Given records:
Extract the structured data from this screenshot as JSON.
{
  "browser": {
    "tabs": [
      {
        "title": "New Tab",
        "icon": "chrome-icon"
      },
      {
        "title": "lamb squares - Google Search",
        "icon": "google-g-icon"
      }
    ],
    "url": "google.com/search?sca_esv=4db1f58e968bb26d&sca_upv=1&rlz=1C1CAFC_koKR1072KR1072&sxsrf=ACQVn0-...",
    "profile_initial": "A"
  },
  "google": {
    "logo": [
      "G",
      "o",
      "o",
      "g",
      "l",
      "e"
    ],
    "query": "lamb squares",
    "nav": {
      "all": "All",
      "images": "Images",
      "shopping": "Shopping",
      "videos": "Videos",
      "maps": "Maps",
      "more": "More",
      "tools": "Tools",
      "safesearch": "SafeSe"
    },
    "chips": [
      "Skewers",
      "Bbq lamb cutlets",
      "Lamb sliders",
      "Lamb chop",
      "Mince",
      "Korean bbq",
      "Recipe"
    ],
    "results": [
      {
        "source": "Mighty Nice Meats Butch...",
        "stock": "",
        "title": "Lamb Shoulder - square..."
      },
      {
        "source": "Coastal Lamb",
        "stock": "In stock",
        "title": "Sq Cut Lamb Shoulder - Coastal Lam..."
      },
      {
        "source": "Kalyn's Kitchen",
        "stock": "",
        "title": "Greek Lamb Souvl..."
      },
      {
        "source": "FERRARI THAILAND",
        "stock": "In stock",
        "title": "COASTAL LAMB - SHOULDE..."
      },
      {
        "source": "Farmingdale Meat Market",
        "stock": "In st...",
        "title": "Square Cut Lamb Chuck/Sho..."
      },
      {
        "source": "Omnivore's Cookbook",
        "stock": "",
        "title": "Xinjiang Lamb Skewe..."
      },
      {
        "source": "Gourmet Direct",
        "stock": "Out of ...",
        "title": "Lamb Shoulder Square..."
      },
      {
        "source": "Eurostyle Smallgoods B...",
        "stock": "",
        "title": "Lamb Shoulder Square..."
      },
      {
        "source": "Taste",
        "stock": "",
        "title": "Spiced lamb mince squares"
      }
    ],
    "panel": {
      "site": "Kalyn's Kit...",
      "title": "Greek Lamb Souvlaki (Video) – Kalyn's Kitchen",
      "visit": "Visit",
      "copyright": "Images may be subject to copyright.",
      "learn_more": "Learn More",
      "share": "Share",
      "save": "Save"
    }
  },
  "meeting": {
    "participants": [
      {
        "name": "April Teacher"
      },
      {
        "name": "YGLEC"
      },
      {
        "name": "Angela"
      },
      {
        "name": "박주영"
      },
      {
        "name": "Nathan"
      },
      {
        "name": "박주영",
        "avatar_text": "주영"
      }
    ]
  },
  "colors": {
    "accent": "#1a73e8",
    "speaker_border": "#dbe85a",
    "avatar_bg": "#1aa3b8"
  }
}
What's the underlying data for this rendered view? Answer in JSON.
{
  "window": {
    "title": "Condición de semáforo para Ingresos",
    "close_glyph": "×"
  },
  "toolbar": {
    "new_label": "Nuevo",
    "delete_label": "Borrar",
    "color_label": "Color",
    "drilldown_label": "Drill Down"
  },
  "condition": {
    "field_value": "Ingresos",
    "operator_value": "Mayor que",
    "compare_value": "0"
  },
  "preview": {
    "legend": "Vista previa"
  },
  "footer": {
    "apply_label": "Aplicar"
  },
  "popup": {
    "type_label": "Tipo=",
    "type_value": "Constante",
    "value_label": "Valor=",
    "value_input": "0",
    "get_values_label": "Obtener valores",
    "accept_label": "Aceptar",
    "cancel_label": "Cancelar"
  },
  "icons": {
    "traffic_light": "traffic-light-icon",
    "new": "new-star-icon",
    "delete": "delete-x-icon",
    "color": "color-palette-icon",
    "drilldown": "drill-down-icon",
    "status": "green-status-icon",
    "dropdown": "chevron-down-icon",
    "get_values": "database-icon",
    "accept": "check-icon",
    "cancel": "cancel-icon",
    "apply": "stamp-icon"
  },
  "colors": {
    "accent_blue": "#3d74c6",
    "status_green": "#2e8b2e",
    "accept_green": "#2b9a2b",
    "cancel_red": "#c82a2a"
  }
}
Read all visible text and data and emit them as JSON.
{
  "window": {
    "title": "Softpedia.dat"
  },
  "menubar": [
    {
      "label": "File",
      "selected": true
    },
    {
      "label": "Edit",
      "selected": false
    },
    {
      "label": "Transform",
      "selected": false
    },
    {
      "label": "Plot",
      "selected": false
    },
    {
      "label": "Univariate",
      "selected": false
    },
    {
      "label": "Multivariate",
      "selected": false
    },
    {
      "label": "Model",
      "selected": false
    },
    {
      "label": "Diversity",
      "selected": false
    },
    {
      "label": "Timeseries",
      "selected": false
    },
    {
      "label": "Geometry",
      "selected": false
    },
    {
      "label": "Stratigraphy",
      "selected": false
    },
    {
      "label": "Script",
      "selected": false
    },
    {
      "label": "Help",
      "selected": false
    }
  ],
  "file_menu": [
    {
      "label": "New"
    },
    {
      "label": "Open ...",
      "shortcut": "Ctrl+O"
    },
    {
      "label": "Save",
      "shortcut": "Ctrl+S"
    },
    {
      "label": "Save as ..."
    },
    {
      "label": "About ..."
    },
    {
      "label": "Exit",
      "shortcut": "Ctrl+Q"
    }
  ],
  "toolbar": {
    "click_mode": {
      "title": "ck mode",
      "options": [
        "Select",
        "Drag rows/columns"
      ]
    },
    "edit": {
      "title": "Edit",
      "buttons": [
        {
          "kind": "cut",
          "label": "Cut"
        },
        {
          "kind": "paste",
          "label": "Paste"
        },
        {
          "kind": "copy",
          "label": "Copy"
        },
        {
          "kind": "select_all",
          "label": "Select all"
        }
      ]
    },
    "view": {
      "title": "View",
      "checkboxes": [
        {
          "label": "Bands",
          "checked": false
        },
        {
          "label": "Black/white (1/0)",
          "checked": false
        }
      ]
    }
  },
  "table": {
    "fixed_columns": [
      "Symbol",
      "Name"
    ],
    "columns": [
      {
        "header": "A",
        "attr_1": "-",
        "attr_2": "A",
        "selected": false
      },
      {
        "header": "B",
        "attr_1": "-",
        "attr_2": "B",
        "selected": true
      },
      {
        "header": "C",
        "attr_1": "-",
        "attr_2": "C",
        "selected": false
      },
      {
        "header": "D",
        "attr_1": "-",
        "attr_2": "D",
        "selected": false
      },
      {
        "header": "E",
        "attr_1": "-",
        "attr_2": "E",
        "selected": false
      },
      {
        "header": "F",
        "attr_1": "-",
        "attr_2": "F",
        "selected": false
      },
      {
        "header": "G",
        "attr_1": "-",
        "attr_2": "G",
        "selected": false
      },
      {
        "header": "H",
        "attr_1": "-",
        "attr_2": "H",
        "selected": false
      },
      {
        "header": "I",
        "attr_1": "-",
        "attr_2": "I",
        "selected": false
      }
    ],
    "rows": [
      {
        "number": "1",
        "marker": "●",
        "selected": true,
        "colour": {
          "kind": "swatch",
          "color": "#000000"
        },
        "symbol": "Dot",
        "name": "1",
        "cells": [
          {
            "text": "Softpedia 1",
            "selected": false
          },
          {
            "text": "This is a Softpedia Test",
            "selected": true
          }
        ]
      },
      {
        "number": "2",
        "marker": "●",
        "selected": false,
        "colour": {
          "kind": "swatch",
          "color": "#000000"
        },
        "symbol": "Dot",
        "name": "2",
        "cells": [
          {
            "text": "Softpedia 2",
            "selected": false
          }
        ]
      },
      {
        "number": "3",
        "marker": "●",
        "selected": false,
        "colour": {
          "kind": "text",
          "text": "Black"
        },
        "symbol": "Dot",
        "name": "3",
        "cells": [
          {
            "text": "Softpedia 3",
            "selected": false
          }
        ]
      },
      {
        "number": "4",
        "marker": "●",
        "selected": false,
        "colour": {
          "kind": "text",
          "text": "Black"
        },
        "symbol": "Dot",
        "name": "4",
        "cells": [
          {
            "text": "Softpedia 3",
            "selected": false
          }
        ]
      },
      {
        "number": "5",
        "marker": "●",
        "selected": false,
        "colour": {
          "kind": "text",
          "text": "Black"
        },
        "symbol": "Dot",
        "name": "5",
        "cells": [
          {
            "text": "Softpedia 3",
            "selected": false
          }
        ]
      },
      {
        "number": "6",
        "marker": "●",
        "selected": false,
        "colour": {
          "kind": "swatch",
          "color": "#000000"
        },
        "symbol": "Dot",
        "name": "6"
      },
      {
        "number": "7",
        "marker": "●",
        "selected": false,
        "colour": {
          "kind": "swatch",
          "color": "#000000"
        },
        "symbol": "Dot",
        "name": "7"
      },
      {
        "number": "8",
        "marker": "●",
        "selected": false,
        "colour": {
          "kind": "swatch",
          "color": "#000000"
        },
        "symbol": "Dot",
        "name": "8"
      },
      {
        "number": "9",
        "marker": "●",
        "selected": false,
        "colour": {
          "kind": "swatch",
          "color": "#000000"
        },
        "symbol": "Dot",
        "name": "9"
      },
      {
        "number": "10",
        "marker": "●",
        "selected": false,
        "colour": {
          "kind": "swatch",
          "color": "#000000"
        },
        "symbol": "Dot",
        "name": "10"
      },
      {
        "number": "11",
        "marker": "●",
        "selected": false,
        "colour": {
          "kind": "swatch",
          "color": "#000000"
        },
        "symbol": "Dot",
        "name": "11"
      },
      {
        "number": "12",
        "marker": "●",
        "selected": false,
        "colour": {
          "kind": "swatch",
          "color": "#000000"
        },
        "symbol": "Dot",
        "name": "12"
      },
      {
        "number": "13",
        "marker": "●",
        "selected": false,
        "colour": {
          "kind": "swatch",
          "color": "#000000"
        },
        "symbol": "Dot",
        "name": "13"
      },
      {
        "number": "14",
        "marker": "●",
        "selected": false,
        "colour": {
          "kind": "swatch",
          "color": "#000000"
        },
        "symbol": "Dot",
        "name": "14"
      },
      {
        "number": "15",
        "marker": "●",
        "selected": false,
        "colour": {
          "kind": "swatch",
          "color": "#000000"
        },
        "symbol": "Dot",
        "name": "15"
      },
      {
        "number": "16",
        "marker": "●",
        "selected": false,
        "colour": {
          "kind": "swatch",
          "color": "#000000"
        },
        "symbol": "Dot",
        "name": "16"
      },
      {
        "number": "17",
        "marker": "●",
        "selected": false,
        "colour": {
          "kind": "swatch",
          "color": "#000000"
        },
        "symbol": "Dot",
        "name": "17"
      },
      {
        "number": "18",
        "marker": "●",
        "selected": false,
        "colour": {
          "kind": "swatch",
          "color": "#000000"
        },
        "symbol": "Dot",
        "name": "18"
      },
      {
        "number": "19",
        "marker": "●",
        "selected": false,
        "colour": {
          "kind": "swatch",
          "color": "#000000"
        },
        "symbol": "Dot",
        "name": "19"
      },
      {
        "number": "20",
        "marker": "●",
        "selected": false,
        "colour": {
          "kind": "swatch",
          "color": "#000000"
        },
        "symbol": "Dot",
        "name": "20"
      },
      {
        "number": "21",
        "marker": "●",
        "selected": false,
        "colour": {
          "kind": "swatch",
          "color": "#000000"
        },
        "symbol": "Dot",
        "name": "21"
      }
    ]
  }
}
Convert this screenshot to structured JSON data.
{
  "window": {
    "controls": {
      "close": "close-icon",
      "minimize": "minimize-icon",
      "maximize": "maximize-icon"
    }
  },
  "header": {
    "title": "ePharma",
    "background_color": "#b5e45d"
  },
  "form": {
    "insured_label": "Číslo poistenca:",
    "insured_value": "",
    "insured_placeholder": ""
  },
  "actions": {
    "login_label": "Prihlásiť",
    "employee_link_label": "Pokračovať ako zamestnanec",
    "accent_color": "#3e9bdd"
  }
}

Aim: Gather up, from the records above, each line where the word "squares" appears.

Reply to the task:
        "title": "lamb squares - Google Search",
    "query": "lamb squares",
        "title": "Spiced lamb mince squares"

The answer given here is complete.